>>

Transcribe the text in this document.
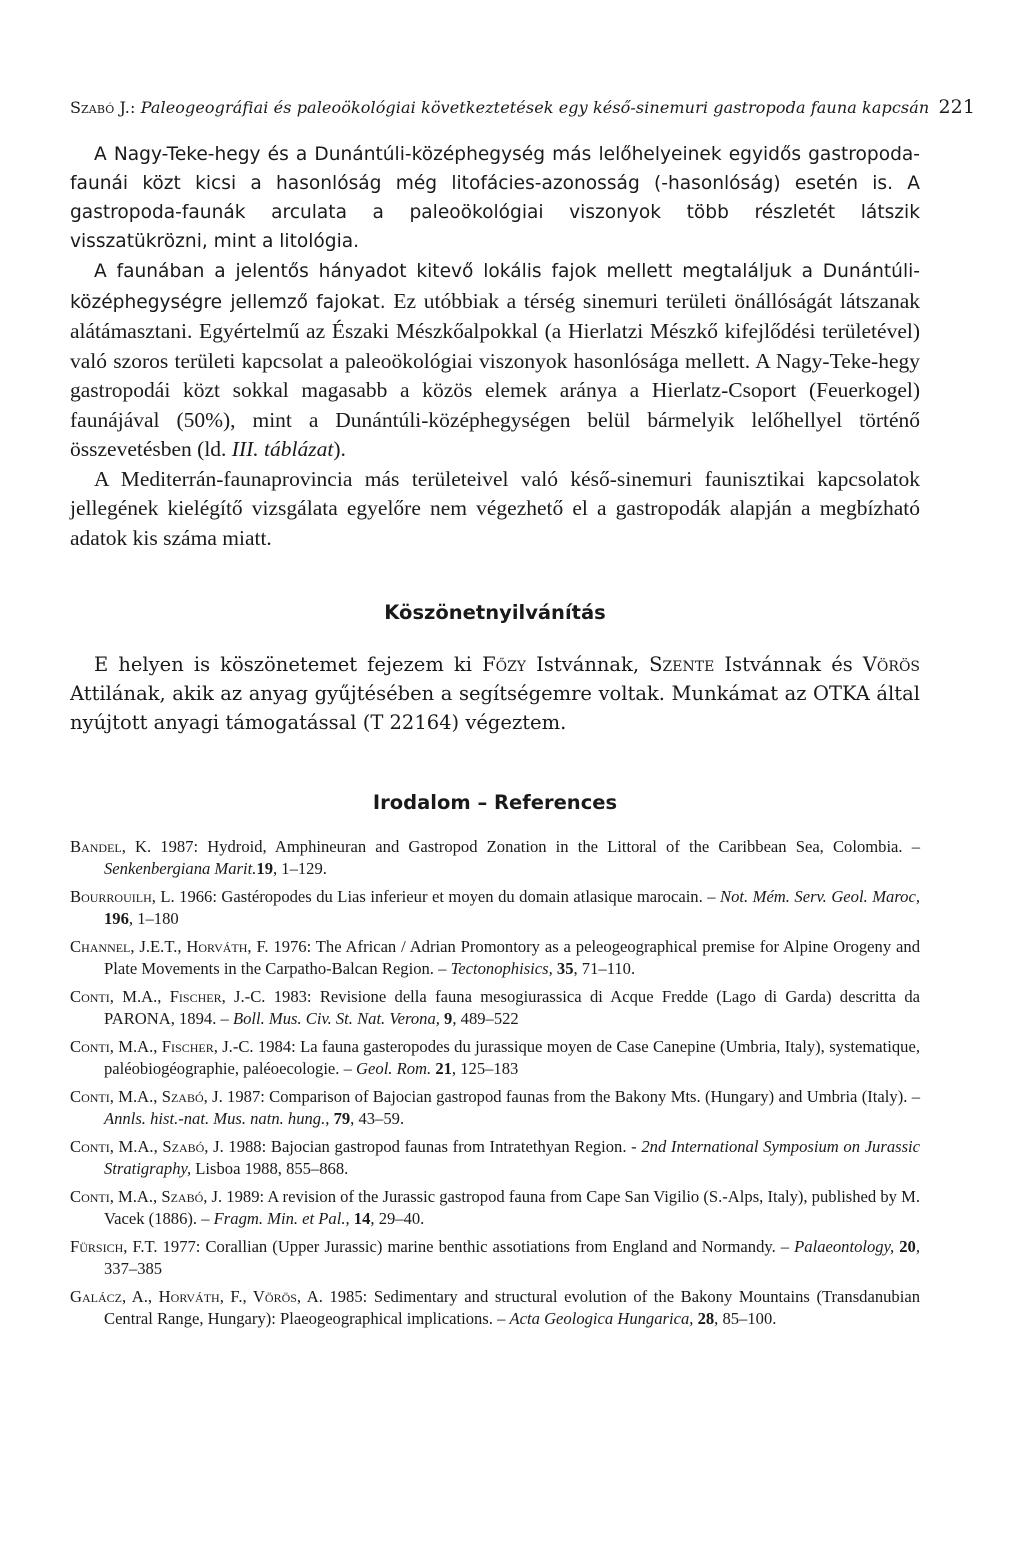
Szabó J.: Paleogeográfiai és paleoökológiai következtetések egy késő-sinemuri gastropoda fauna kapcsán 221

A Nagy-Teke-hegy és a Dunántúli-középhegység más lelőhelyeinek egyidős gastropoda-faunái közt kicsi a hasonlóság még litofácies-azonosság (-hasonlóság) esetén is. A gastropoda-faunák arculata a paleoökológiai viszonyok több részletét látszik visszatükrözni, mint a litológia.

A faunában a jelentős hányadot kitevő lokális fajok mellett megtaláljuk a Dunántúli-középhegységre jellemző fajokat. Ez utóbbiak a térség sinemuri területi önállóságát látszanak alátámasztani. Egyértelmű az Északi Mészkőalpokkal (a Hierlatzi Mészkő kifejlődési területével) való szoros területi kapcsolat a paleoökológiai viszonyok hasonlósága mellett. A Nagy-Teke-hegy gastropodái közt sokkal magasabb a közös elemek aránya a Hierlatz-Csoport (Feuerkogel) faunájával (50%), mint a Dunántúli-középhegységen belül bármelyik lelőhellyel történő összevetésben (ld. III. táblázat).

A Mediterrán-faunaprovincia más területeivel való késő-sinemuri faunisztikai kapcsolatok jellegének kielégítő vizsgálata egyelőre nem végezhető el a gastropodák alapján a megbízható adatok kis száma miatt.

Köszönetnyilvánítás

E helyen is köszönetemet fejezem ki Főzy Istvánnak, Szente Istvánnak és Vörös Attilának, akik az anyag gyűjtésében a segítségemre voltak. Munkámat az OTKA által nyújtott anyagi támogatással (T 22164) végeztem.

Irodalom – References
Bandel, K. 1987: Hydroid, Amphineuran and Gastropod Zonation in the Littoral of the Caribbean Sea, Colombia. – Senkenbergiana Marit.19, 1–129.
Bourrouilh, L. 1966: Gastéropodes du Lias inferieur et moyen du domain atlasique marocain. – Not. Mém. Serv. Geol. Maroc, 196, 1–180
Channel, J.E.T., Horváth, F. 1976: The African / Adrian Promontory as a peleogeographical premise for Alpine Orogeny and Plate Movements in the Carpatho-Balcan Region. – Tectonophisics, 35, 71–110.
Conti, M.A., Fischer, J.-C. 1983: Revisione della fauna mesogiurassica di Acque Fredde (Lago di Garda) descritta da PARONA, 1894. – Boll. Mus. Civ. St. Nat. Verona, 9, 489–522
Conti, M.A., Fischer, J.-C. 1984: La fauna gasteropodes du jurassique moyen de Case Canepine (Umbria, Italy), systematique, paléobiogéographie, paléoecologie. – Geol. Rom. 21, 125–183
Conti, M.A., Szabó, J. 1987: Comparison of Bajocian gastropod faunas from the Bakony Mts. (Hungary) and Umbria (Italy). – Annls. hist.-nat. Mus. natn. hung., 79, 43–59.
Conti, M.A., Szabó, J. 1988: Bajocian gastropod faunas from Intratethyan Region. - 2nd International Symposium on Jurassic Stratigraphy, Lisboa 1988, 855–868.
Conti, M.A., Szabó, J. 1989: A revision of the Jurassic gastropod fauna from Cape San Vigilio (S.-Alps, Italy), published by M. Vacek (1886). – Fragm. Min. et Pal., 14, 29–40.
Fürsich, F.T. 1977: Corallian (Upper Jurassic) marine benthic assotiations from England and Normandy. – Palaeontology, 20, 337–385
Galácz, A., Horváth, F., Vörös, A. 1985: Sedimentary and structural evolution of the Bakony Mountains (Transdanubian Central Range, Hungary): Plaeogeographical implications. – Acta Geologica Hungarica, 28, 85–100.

<<
>>

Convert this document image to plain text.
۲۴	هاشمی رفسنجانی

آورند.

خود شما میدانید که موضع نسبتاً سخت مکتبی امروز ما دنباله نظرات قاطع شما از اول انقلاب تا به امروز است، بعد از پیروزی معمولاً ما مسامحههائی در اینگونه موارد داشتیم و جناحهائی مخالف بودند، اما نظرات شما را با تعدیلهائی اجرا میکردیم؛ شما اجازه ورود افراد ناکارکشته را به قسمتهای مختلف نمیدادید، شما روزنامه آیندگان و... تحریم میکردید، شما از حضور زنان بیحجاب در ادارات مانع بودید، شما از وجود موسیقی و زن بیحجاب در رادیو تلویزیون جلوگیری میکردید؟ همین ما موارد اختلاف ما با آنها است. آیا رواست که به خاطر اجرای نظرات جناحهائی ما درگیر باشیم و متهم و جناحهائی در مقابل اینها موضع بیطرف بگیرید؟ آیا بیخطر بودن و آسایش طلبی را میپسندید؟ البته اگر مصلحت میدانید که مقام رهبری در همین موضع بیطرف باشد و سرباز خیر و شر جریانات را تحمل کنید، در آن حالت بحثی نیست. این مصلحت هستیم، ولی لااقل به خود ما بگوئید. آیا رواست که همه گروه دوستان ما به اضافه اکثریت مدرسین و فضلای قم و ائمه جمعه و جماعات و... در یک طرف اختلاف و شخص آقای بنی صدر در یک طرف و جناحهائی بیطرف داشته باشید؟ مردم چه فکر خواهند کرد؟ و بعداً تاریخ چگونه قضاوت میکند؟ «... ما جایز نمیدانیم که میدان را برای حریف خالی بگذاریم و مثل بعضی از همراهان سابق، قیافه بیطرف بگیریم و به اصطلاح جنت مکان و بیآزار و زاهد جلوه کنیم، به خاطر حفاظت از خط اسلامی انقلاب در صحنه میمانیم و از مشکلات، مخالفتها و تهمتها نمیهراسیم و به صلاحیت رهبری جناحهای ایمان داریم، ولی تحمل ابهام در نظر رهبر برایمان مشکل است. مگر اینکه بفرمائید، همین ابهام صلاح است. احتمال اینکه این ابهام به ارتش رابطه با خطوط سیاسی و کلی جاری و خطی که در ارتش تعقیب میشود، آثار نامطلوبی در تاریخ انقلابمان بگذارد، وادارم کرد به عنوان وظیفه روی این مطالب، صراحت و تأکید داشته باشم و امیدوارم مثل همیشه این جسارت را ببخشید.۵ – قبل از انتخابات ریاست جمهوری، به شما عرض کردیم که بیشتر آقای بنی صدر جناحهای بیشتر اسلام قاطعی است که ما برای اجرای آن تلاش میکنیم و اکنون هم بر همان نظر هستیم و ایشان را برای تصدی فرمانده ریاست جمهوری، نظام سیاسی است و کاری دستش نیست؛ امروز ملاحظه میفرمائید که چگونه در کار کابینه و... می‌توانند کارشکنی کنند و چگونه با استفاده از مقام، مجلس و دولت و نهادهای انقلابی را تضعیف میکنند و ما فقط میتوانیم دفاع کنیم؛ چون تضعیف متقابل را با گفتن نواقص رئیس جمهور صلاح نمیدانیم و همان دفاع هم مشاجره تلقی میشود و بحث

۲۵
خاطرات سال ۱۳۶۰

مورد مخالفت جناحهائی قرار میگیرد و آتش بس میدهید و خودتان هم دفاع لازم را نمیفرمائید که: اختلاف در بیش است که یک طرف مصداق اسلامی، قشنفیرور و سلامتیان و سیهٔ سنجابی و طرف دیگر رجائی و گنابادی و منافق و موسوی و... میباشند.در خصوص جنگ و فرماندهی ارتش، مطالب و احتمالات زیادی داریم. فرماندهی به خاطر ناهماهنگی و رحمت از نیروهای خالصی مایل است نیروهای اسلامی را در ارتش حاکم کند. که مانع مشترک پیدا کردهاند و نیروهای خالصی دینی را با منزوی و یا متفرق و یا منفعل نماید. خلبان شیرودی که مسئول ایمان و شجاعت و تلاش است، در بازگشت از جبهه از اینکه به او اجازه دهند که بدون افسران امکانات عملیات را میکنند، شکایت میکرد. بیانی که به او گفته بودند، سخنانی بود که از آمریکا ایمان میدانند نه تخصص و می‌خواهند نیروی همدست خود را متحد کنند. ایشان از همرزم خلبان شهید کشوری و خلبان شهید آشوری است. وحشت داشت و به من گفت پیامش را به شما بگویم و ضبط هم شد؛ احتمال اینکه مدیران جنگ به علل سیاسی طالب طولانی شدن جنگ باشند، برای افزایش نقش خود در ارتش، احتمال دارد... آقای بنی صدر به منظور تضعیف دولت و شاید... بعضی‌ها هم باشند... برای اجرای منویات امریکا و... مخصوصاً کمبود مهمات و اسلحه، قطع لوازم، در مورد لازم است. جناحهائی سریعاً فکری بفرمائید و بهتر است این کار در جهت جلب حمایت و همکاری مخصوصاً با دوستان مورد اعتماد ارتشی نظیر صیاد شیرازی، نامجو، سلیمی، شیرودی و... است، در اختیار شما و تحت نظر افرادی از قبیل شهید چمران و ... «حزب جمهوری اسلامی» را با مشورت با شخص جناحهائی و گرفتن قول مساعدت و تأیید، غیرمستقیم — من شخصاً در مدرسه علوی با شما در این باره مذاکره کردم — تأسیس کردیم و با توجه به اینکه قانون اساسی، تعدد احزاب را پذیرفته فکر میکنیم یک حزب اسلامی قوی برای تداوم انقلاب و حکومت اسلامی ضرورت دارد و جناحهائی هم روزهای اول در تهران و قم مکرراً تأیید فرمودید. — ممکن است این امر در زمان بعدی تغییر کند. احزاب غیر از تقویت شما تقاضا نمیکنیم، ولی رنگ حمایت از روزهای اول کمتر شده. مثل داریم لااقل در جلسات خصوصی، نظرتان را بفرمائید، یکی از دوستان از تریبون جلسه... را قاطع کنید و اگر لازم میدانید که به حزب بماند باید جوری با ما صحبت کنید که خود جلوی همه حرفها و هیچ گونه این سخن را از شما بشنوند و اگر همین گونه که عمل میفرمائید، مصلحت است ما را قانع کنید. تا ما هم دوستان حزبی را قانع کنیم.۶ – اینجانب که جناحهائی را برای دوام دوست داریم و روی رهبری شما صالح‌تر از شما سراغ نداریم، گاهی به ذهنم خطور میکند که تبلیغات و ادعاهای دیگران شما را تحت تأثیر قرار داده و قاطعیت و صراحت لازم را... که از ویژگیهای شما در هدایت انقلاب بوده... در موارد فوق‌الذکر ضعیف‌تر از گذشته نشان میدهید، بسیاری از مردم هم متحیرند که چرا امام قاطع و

<<

**WHAT IS ASKED**
In the listing, find every line containing the word "from" and list it.

**SOLUTION**
Conti, M.A., Szabó, J. 1987: Comparison of Bajocian gastropod faunas from the Bakony Mts. (Hungary) and Umbria (Italy). – Annls. hist.-nat. Mus. natn. hung., 79, 43–59.
Conti, M.A., Szabó, J. 1988: Bajocian gastropod faunas from Intratethyan Region. - 2nd International Symposium on Jurassic Stratigraphy, Lisboa 1988, 855–868.
Conti, M.A., Szabó, J. 1989: A revision of the Jurassic gastropod fauna from Cape San Vigilio (S.-Alps, Italy), published by M. Vacek (1886). – Fragm. Min. et Pal., 14, 29–40.
Fürsich, F.T. 1977: Corallian (Upper Jurassic) marine benthic assotiations from England and Normandy. – Palaeontology, 20, 337–385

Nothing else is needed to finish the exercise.